• TASK DETAILS:
In the material below, list every line carrying the string "коммуникационных".

• DATASET:
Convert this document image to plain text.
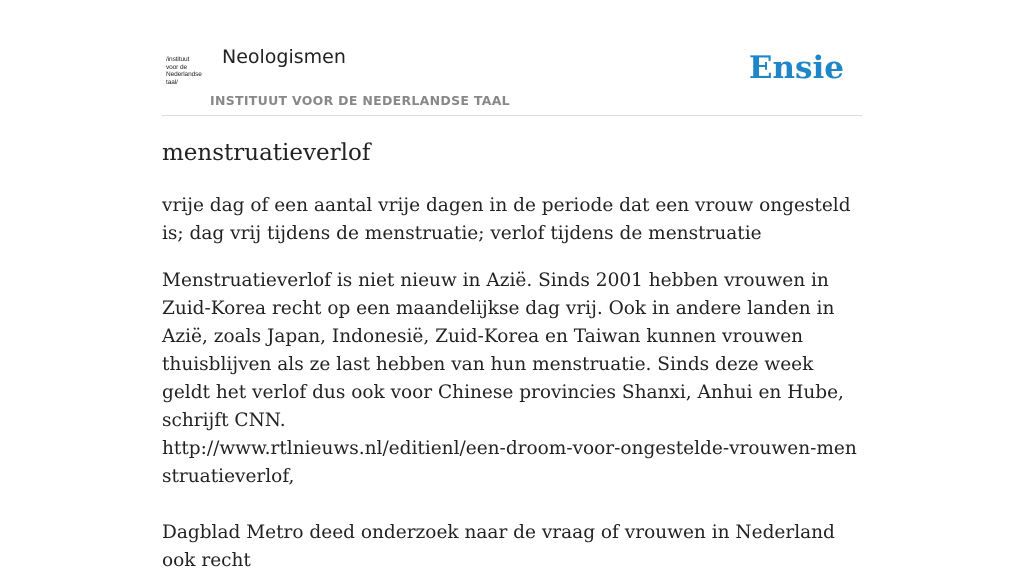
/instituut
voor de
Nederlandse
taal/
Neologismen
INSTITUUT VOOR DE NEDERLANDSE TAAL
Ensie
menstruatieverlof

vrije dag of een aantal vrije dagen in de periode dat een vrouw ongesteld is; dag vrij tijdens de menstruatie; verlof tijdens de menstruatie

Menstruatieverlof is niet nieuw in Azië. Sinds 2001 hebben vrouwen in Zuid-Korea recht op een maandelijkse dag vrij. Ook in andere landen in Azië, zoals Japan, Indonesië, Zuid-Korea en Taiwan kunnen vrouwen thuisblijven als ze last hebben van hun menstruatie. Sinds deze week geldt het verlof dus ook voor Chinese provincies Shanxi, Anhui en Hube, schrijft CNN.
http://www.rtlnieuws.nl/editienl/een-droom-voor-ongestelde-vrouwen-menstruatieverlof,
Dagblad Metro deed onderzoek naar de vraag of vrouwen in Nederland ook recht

* * *

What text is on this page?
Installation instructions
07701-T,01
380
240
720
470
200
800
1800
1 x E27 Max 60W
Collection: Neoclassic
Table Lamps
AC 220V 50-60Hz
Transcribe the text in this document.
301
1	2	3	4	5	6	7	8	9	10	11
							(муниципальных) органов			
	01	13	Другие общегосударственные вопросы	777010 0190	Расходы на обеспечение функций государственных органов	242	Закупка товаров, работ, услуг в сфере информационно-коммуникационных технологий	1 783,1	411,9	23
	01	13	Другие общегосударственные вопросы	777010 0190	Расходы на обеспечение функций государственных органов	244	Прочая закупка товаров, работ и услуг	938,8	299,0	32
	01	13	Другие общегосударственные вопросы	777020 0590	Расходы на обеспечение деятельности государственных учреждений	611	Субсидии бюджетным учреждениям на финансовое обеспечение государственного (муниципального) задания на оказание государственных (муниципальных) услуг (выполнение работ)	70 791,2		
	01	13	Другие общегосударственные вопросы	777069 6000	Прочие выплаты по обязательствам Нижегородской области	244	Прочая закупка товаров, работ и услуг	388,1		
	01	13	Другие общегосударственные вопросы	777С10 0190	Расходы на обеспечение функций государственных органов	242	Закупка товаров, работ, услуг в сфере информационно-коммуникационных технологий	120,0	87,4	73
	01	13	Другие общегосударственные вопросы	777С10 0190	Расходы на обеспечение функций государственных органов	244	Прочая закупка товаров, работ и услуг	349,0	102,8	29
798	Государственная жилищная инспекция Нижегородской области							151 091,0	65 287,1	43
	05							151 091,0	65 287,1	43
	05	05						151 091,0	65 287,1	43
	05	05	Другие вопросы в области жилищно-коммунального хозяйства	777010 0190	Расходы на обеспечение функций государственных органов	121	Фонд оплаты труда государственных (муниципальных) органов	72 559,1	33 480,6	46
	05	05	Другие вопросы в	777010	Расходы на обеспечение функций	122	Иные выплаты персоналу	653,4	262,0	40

• PROBLEM SOLUTION:
	01	13	Другие общегосударственные вопросы	777010 0190	Расходы на обеспечение функций государственных органов	242	Закупка товаров, работ, услуг в сфере информационно-коммуникационных технологий	1 783,1	411,9	23
	01	13	Другие общегосударственные вопросы	777С10 0190	Расходы на обеспечение функций государственных органов	242	Закупка товаров, работ, услуг в сфере информационно-коммуникационных технологий	120,0	87,4	73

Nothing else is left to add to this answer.